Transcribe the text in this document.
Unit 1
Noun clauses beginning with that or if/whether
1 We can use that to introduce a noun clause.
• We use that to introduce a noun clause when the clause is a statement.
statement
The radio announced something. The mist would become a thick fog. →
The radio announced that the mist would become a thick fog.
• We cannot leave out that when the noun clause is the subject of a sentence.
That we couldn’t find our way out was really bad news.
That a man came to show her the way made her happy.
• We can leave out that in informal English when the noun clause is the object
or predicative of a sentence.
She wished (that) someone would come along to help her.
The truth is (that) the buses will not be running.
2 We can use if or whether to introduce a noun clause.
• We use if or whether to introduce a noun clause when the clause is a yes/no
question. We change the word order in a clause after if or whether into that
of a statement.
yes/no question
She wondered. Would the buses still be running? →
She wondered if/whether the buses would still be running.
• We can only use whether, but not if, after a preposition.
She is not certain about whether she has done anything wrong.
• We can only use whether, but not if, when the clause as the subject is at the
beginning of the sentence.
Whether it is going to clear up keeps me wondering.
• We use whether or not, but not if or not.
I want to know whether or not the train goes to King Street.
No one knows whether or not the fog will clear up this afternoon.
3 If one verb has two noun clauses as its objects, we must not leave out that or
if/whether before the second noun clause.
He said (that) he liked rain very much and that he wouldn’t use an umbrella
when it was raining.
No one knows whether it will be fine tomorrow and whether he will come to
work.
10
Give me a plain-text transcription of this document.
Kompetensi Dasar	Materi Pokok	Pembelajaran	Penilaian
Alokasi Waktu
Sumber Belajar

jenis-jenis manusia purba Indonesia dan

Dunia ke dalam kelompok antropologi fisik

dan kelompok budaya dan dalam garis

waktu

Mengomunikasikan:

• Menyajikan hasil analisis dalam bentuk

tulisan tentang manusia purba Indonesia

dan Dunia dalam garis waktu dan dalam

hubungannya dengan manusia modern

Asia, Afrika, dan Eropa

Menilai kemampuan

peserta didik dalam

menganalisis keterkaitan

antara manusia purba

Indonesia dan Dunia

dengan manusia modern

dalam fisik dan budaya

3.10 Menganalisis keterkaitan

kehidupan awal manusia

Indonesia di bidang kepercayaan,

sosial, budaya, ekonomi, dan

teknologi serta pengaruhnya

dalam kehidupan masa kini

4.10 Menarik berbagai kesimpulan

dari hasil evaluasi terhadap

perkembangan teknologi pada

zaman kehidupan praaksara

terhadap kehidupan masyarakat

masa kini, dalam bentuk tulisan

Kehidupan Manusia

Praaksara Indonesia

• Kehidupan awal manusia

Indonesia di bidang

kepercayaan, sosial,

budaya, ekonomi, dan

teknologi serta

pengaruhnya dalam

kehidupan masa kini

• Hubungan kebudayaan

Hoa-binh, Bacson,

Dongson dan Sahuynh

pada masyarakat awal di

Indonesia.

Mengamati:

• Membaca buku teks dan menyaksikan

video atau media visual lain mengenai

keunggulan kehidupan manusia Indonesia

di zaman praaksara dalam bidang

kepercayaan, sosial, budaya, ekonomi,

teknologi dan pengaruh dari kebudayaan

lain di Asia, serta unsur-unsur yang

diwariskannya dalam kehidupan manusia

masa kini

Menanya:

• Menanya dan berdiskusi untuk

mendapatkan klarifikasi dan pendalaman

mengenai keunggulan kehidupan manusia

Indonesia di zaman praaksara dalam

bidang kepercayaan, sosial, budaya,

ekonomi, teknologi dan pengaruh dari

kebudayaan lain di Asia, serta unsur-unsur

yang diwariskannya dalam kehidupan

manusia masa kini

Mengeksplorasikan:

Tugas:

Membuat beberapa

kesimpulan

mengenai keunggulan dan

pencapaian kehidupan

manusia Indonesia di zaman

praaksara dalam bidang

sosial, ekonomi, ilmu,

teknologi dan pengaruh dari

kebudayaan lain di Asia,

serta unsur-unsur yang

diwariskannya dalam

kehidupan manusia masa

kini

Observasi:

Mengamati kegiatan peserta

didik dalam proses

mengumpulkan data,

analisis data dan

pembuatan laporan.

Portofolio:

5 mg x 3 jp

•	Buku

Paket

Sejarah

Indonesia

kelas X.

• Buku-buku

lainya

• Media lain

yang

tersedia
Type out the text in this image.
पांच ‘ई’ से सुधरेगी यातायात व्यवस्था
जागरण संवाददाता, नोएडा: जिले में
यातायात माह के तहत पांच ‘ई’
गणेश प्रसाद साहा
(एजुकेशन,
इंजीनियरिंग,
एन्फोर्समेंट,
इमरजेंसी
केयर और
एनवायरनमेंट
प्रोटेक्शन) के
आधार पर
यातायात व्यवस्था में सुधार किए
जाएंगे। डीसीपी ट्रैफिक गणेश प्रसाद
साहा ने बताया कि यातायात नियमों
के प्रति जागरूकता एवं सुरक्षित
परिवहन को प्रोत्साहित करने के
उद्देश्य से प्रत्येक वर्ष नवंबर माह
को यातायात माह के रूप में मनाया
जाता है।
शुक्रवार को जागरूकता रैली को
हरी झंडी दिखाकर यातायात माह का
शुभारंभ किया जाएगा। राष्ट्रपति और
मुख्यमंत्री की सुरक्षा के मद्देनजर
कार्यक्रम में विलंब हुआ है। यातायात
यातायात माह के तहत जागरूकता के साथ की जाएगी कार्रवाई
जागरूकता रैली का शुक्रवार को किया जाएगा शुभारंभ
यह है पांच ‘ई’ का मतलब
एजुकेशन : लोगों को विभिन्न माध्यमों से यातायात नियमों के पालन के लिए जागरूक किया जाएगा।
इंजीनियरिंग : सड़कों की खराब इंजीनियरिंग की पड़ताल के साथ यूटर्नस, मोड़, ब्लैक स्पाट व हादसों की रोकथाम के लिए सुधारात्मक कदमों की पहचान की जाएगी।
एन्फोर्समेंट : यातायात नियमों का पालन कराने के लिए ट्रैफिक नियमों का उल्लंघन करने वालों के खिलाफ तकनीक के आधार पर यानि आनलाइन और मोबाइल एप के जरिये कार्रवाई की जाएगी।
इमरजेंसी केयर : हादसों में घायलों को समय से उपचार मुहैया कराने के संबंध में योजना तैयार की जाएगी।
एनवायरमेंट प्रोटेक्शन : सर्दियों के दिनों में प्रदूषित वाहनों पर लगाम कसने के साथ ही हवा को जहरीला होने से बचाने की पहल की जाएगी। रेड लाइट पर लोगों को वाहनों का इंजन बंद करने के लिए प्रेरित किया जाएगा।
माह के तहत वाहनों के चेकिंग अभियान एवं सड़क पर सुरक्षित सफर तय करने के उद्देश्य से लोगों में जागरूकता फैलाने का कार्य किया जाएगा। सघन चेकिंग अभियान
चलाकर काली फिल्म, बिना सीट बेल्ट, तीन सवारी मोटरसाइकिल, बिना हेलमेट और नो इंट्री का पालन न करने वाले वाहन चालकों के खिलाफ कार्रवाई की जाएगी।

────────────────────────────────────────

(Required task) Write out every entry above, word for word.

(Solution to the problem)
Transcribe the text in this document.
Unit 1
Noun clauses beginning with that or if/whether
1 We can use that to introduce a noun clause.
• We use that to introduce a noun clause when the clause is a statement.
statement
The radio announced something. The mist would become a thick fog. →
The radio announced that the mist would become a thick fog.
• We cannot leave out that when the noun clause is the subject of a sentence.
That we couldn’t find our way out was really bad news.
That a man came to show her the way made her happy.
• We can leave out that in informal English when the noun clause is the object
or predicative of a sentence.
She wished (that) someone would come along to help her.
The truth is (that) the buses will not be running.
2 We can use if or whether to introduce a noun clause.
• We use if or whether to introduce a noun clause when the clause is a yes/no
question. We change the word order in a clause after if or whether into that
of a statement.
yes/no question
She wondered. Would the buses still be running? →
She wondered if/whether the buses would still be running.
• We can only use whether, but not if, after a preposition.
She is not certain about whether she has done anything wrong.
• We can only use whether, but not if, when the clause as the subject is at the
beginning of the sentence.
Whether it is going to clear up keeps me wondering.
• We use whether or not, but not if or not.
I want to know whether or not the train goes to King Street.
No one knows whether or not the fog will clear up this afternoon.
3 If one verb has two noun clauses as its objects, we must not leave out that or
if/whether before the second noun clause.
He said (that) he liked rain very much and that he wouldn’t use an umbrella
when it was raining.
No one knows whether it will be fine tomorrow and whether he will come to
work.
10
Give me a plain-text transcription of this document.
Kompetensi Dasar	Materi Pokok	Pembelajaran	Penilaian
Alokasi Waktu
Sumber Belajar

jenis-jenis manusia purba Indonesia dan

Dunia ke dalam kelompok antropologi fisik

dan kelompok budaya dan dalam garis

waktu

Mengomunikasikan:

• Menyajikan hasil analisis dalam bentuk

tulisan tentang manusia purba Indonesia

dan Dunia dalam garis waktu dan dalam

hubungannya dengan manusia modern

Asia, Afrika, dan Eropa

Menilai kemampuan

peserta didik dalam

menganalisis keterkaitan

antara manusia purba

Indonesia dan Dunia

dengan manusia modern

dalam fisik dan budaya

3.10 Menganalisis keterkaitan

kehidupan awal manusia

Indonesia di bidang kepercayaan,

sosial, budaya, ekonomi, dan

teknologi serta pengaruhnya

dalam kehidupan masa kini

4.10 Menarik berbagai kesimpulan

dari hasil evaluasi terhadap

perkembangan teknologi pada

zaman kehidupan praaksara

terhadap kehidupan masyarakat

masa kini, dalam bentuk tulisan

Kehidupan Manusia

Praaksara Indonesia

• Kehidupan awal manusia

Indonesia di bidang

kepercayaan, sosial,

budaya, ekonomi, dan

teknologi serta

pengaruhnya dalam

kehidupan masa kini

• Hubungan kebudayaan

Hoa-binh, Bacson,

Dongson dan Sahuynh

pada masyarakat awal di

Indonesia.

Mengamati:

• Membaca buku teks dan menyaksikan

video atau media visual lain mengenai

keunggulan kehidupan manusia Indonesia

di zaman praaksara dalam bidang

kepercayaan, sosial, budaya, ekonomi,

teknologi dan pengaruh dari kebudayaan

lain di Asia, serta unsur-unsur yang

diwariskannya dalam kehidupan manusia

masa kini

Menanya:

• Menanya dan berdiskusi untuk

mendapatkan klarifikasi dan pendalaman

mengenai keunggulan kehidupan manusia

Indonesia di zaman praaksara dalam

bidang kepercayaan, sosial, budaya,

ekonomi, teknologi dan pengaruh dari

kebudayaan lain di Asia, serta unsur-unsur

yang diwariskannya dalam kehidupan

manusia masa kini

Mengeksplorasikan:

Tugas:

Membuat beberapa

kesimpulan

mengenai keunggulan dan

pencapaian kehidupan

manusia Indonesia di zaman

praaksara dalam bidang

sosial, ekonomi, ilmu,

teknologi dan pengaruh dari

kebudayaan lain di Asia,

serta unsur-unsur yang

diwariskannya dalam

kehidupan manusia masa

kini

Observasi:

Mengamati kegiatan peserta

didik dalam proses

mengumpulkan data,

analisis data dan

pembuatan laporan.

Portofolio:

5 mg x 3 jp

•	Buku

Paket

Sejarah

Indonesia

kelas X.

• Buku-buku

lainya

• Media lain

yang

tersedia
Type out the text in this image.
पांच ‘ई’ से सुधरेगी यातायात व्यवस्था
जागरण संवाददाता, नोएडा: जिले में
यातायात माह के तहत पांच ‘ई’
गणेश प्रसाद साहा
(एजुकेशन,
इंजीनियरिंग,
एन्फोर्समेंट,
इमरजेंसी
केयर और
एनवायरनमेंट
प्रोटेक्शन) के
आधार पर
यातायात व्यवस्था में सुधार किए
जाएंगे। डीसीपी ट्रैफिक गणेश प्रसाद
साहा ने बताया कि यातायात नियमों
के प्रति जागरूकता एवं सुरक्षित
परिवहन को प्रोत्साहित करने के
उद्देश्य से प्रत्येक वर्ष नवंबर माह
को यातायात माह के रूप में मनाया
जाता है।
शुक्रवार को जागरूकता रैली को
हरी झंडी दिखाकर यातायात माह का
शुभारंभ किया जाएगा। राष्ट्रपति और
मुख्यमंत्री की सुरक्षा के मद्देनजर
कार्यक्रम में विलंब हुआ है। यातायात
यातायात माह के तहत जागरूकता के साथ की जाएगी कार्रवाई
जागरूकता रैली का शुक्रवार को किया जाएगा शुभारंभ
यह है पांच ‘ई’ का मतलब
एजुकेशन : लोगों को विभिन्न माध्यमों से यातायात नियमों के पालन के लिए जागरूक किया जाएगा।
इंजीनियरिंग : सड़कों की खराब इंजीनियरिंग की पड़ताल के साथ यूटर्नस, मोड़, ब्लैक स्पाट व हादसों की रोकथाम के लिए सुधारात्मक कदमों की पहचान की जाएगी।
एन्फोर्समेंट : यातायात नियमों का पालन कराने के लिए ट्रैफिक नियमों का उल्लंघन करने वालों के खिलाफ तकनीक के आधार पर यानि आनलाइन और मोबाइल एप के जरिये कार्रवाई की जाएगी।
इमरजेंसी केयर : हादसों में घायलों को समय से उपचार मुहैया कराने के संबंध में योजना तैयार की जाएगी।
एनवायरमेंट प्रोटेक्शन : सर्दियों के दिनों में प्रदूषित वाहनों पर लगाम कसने के साथ ही हवा को जहरीला होने से बचाने की पहल की जाएगी। रेड लाइट पर लोगों को वाहनों का इंजन बंद करने के लिए प्रेरित किया जाएगा।
माह के तहत वाहनों के चेकिंग अभियान एवं सड़क पर सुरक्षित सफर तय करने के उद्देश्य से लोगों में जागरूकता फैलाने का कार्य किया जाएगा। सघन चेकिंग अभियान
चलाकर काली फिल्म, बिना सीट बेल्ट, तीन सवारी मोटरसाइकिल, बिना हेलमेट और नो इंट्री का पालन न करने वाले वाहन चालकों के खिलाफ कार्रवाई की जाएगी।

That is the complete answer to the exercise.